- **Supplied data**:
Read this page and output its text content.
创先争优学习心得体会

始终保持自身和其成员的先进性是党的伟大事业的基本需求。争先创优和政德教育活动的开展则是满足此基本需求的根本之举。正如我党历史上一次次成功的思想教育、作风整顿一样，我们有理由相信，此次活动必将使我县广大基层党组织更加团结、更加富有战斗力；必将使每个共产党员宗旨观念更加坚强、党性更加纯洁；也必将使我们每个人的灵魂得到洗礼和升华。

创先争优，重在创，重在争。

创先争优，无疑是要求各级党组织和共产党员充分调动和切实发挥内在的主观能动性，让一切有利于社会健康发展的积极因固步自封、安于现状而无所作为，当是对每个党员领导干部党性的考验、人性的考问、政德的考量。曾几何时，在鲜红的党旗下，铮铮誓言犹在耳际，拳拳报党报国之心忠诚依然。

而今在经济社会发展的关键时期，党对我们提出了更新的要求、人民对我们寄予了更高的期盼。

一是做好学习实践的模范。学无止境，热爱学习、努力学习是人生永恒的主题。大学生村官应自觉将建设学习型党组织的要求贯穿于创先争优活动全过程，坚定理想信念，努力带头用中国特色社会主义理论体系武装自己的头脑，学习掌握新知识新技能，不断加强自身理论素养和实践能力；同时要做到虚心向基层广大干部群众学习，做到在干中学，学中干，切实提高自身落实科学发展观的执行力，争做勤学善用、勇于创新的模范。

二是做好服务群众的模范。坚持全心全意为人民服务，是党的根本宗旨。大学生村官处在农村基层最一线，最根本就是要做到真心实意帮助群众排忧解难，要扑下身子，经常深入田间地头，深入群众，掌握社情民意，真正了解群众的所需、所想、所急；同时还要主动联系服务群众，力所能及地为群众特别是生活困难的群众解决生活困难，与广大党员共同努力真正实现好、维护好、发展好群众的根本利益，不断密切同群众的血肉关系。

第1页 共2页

- **Task**: The records above should be returned exactly.

- **In response**:
Read this page and output its text content.
创先争优学习心得体会

始终保持自身和其成员的先进性是党的伟大事业的基本需求。争先创优和政德教育活动的开展则是满足此基本需求的根本之举。正如我党历史上一次次成功的思想教育、作风整顿一样，我们有理由相信，此次活动必将使我县广大基层党组织更加团结、更加富有战斗力；必将使每个共产党员宗旨观念更加坚强、党性更加纯洁；也必将使我们每个人的灵魂得到洗礼和升华。

创先争优，重在创，重在争。

创先争优，无疑是要求各级党组织和共产党员充分调动和切实发挥内在的主观能动性，让一切有利于社会健康发展的积极因固步自封、安于现状而无所作为，当是对每个党员领导干部党性的考验、人性的考问、政德的考量。曾几何时，在鲜红的党旗下，铮铮誓言犹在耳际，拳拳报党报国之心忠诚依然。

而今在经济社会发展的关键时期，党对我们提出了更新的要求、人民对我们寄予了更高的期盼。

一是做好学习实践的模范。学无止境，热爱学习、努力学习是人生永恒的主题。大学生村官应自觉将建设学习型党组织的要求贯穿于创先争优活动全过程，坚定理想信念，努力带头用中国特色社会主义理论体系武装自己的头脑，学习掌握新知识新技能，不断加强自身理论素养和实践能力；同时要做到虚心向基层广大干部群众学习，做到在干中学，学中干，切实提高自身落实科学发展观的执行力，争做勤学善用、勇于创新的模范。

二是做好服务群众的模范。坚持全心全意为人民服务，是党的根本宗旨。大学生村官处在农村基层最一线，最根本就是要做到真心实意帮助群众排忧解难，要扑下身子，经常深入田间地头，深入群众，掌握社情民意，真正了解群众的所需、所想、所急；同时还要主动联系服务群众，力所能及地为群众特别是生活困难的群众解决生活困难，与广大党员共同努力真正实现好、维护好、发展好群众的根本利益，不断密切同群众的血肉关系。

第1页 共2页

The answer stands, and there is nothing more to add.